_AIM OF THE TASK_
Please find all lines in the data that hold the string "Original" and copy them.

_GIVEN INFORMATION_
<<<<

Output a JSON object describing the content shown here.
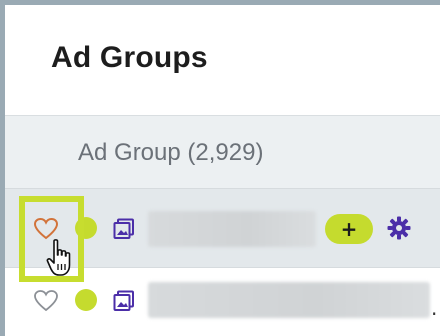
{
  "page": {
    "title": "Ad Groups"
  },
  "table": {
    "column_header": "Ad Group (2,929)",
    "rows": [
      {
        "favorite": false,
        "status": "active",
        "add_label": "+",
        "highlighted": true
      },
      {
        "favorite": false,
        "status": "active",
        "truncation": "."
      }
    ]
  },
  "colors": {
    "accent": "#c5db2e",
    "icon_purple": "#4b2ea8",
    "heart_hover": "#d2733a",
    "heart_default": "#8c9096"
  },
  "icons": [
    "heart-icon",
    "image-icon",
    "gear-icon",
    "plus-icon",
    "hand-cursor-icon"
  ]
}
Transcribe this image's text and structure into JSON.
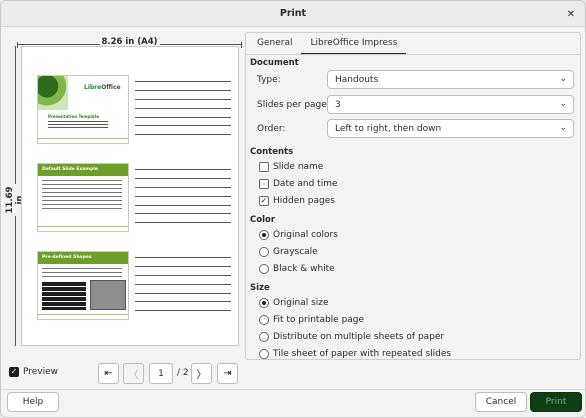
{
  "window": {
    "title": "Print"
  },
  "preview": {
    "width_label": "8.26 in (A4)",
    "height_label": "11.69 in",
    "slides": [
      {
        "logo_a": "Libre",
        "logo_b": "Office",
        "title": "Presentation Template"
      },
      {
        "title": "Default Slide Example"
      },
      {
        "title": "Pre-defined Shapes"
      }
    ],
    "preview_label": "Preview",
    "preview_checked": true,
    "page_current": "1",
    "page_total": "/ 2"
  },
  "tabs": [
    {
      "label": "General",
      "active": false
    },
    {
      "label": "LibreOffice Impress",
      "active": true
    }
  ],
  "document": {
    "heading": "Document",
    "type_label": "Type:",
    "type_value": "Handouts",
    "slides_per_page_label": "Slides per page:",
    "slides_per_page_value": "3",
    "order_label": "Order:",
    "order_value": "Left to right, then down"
  },
  "contents": {
    "heading": "Contents",
    "slide_name": "Slide name",
    "date_time": "Date and time",
    "hidden_pages": "Hidden pages"
  },
  "color": {
    "heading": "Color",
    "original": "Original colors",
    "grayscale": "Grayscale",
    "bw": "Black & white"
  },
  "size": {
    "heading": "Size",
    "original": "Original size",
    "fit": "Fit to printable page",
    "distribute": "Distribute on multiple sheets of paper",
    "tile": "Tile sheet of paper with repeated slides"
  },
  "buttons": {
    "help": "Help",
    "cancel": "Cancel",
    "print": "Print"
  },
  "colors": {
    "accent_green": "#5a8f2a",
    "print_button_bg": "#0d3f12"
  }
}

>>>>

_EXERCISE ANSWER_
    "original": "Original colors",
    "original": "Original size",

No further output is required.